• [Exercise instructions] State how many lines of the entries below hold the word "aanbieding"; reply with nothing but the number.
+++ Material provided
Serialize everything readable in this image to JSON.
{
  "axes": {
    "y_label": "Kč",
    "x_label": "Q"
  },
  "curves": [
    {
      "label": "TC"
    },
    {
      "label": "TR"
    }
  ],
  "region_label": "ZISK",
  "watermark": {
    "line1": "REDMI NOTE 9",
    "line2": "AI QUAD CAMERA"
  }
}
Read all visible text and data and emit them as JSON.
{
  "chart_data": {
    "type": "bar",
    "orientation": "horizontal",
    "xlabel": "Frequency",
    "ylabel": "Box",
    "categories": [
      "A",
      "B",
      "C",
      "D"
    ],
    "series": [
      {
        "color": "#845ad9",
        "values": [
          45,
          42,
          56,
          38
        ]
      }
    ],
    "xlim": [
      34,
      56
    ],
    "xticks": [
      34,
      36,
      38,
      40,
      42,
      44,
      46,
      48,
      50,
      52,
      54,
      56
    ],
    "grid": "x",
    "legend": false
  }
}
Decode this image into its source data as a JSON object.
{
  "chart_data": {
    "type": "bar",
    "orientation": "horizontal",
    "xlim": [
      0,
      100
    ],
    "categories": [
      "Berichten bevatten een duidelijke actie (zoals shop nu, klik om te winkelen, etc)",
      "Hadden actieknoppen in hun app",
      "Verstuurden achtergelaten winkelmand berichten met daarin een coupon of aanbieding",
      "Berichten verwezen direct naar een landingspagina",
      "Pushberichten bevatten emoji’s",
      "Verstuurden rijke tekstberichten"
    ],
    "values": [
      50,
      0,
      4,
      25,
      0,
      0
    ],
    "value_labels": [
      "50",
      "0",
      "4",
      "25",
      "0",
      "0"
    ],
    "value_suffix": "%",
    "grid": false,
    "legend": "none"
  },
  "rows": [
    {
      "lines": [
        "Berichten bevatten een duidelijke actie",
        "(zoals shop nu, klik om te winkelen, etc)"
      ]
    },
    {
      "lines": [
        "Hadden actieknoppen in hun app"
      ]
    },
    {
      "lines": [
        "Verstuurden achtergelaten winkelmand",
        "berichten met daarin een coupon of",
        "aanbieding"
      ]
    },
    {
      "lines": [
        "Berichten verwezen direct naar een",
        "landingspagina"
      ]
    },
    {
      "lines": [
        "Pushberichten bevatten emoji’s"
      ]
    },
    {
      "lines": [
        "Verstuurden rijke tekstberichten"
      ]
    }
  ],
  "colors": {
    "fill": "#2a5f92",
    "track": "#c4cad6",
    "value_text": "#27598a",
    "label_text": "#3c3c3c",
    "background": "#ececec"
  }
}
++++++
• [Completed task] 2